#### [Task directions]
Pick out the lines in the listing below that contain the word "Graphic" and copy them.

* * *

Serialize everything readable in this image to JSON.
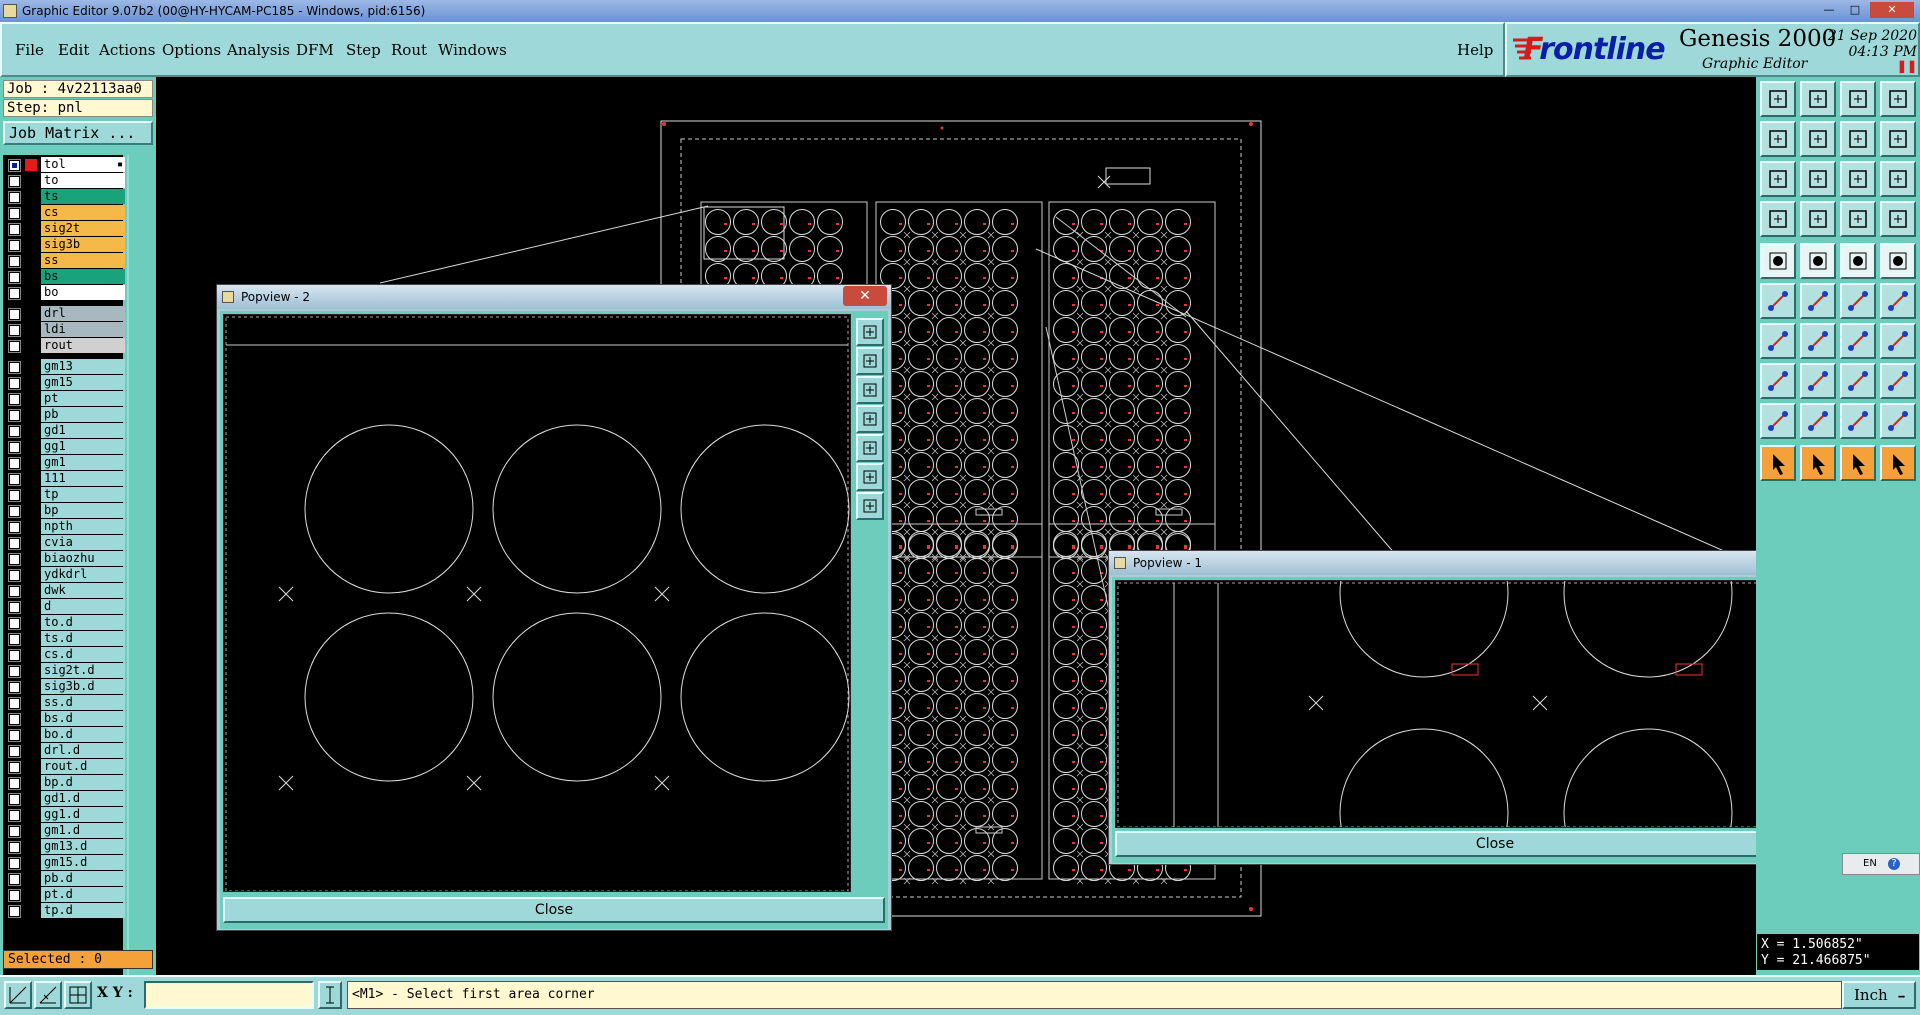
{
  "window": {
    "title": "Graphic Editor 9.07b2 (00@HY-HYCAM-PC185 - Windows, pid:6156)"
  },
  "menubar": {
    "items": [
      "File",
      "Edit",
      "Actions",
      "Options",
      "Analysis",
      "DFM",
      "Step",
      "Rout",
      "Windows"
    ],
    "help": "Help"
  },
  "brand": {
    "logo_prefix": "F",
    "logo_rest": "rontline",
    "product": "Genesis 2000",
    "subtitle": "Graphic Editor",
    "date": "21 Sep 2020",
    "time": "04:13 PM"
  },
  "left_panel": {
    "job": "Job : 4v22113aa0",
    "step": "Step: pnl",
    "job_matrix": "Job Matrix ...",
    "selected": "Selected : 0"
  },
  "layers": [
    {
      "name": "tol",
      "color": "#ffffff",
      "checked": true
    },
    {
      "name": "to",
      "color": "#ffffff",
      "checked": false
    },
    {
      "name": "ts",
      "color": "#1aa37a",
      "checked": false
    },
    {
      "name": "cs",
      "color": "#f5b94a",
      "checked": false
    },
    {
      "name": "sig2t",
      "color": "#f5b94a",
      "checked": false
    },
    {
      "name": "sig3b",
      "color": "#f5b94a",
      "checked": false
    },
    {
      "name": "ss",
      "color": "#f5b94a",
      "checked": false
    },
    {
      "name": "bs",
      "color": "#1aa37a",
      "checked": false
    },
    {
      "name": "bo",
      "color": "#ffffff",
      "checked": false
    },
    {
      "name": "drl",
      "color": "#a8b8c0",
      "checked": false,
      "gap": true
    },
    {
      "name": "ldi",
      "color": "#a8b8c0",
      "checked": false
    },
    {
      "name": "rout",
      "color": "#d0d0d0",
      "checked": false
    },
    {
      "name": "gm13",
      "color": "#9ed8d8",
      "checked": false,
      "gap": true
    },
    {
      "name": "gm15",
      "color": "#9ed8d8",
      "checked": false
    },
    {
      "name": "pt",
      "color": "#9ed8d8",
      "checked": false
    },
    {
      "name": "pb",
      "color": "#9ed8d8",
      "checked": false
    },
    {
      "name": "gd1",
      "color": "#9ed8d8",
      "checked": false
    },
    {
      "name": "gg1",
      "color": "#9ed8d8",
      "checked": false
    },
    {
      "name": "gm1",
      "color": "#9ed8d8",
      "checked": false
    },
    {
      "name": "111",
      "color": "#9ed8d8",
      "checked": false
    },
    {
      "name": "tp",
      "color": "#9ed8d8",
      "checked": false
    },
    {
      "name": "bp",
      "color": "#9ed8d8",
      "checked": false
    },
    {
      "name": "npth",
      "color": "#9ed8d8",
      "checked": false
    },
    {
      "name": "cvia",
      "color": "#9ed8d8",
      "checked": false
    },
    {
      "name": "biaozhu",
      "color": "#9ed8d8",
      "checked": false
    },
    {
      "name": "ydkdrl",
      "color": "#9ed8d8",
      "checked": false
    },
    {
      "name": "dwk",
      "color": "#9ed8d8",
      "checked": false
    },
    {
      "name": "d",
      "color": "#9ed8d8",
      "checked": false
    },
    {
      "name": "to.d",
      "color": "#9ed8d8",
      "checked": false
    },
    {
      "name": "ts.d",
      "color": "#9ed8d8",
      "checked": false
    },
    {
      "name": "cs.d",
      "color": "#9ed8d8",
      "checked": false
    },
    {
      "name": "sig2t.d",
      "color": "#9ed8d8",
      "checked": false
    },
    {
      "name": "sig3b.d",
      "color": "#9ed8d8",
      "checked": false
    },
    {
      "name": "ss.d",
      "color": "#9ed8d8",
      "checked": false
    },
    {
      "name": "bs.d",
      "color": "#9ed8d8",
      "checked": false
    },
    {
      "name": "bo.d",
      "color": "#9ed8d8",
      "checked": false
    },
    {
      "name": "drl.d",
      "color": "#9ed8d8",
      "checked": false
    },
    {
      "name": "rout.d",
      "color": "#9ed8d8",
      "checked": false
    },
    {
      "name": "bp.d",
      "color": "#9ed8d8",
      "checked": false
    },
    {
      "name": "gd1.d",
      "color": "#9ed8d8",
      "checked": false
    },
    {
      "name": "gg1.d",
      "color": "#9ed8d8",
      "checked": false
    },
    {
      "name": "gm1.d",
      "color": "#9ed8d8",
      "checked": false
    },
    {
      "name": "gm13.d",
      "color": "#9ed8d8",
      "checked": false
    },
    {
      "name": "gm15.d",
      "color": "#9ed8d8",
      "checked": false
    },
    {
      "name": "pb.d",
      "color": "#9ed8d8",
      "checked": false
    },
    {
      "name": "pt.d",
      "color": "#9ed8d8",
      "checked": false
    },
    {
      "name": "tp.d",
      "color": "#9ed8d8",
      "checked": false
    }
  ],
  "popview2": {
    "title": "Popview - 2",
    "close_label": "Close"
  },
  "popview1": {
    "title": "Popview - 1",
    "close_label": "Close"
  },
  "coords": {
    "x": "X = 1.506852\"",
    "y": "Y = 21.466875\""
  },
  "statusbar": {
    "xy_label": "X Y :",
    "xy_value": "",
    "prompt": "<M1> - Select first area corner",
    "units": "Inch"
  },
  "lang_indicator": "EN",
  "colors": {
    "panel": "#6dcdbd",
    "button": "#9ed8d8",
    "highlight": "#f5a13a",
    "canvas": "#000000"
  }
}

* * *

#### [Answer below]
    "title": "Graphic Editor 9.07b2 (00@HY-HYCAM-PC185 - Windows, pid:6156)"
    "subtitle": "Graphic Editor",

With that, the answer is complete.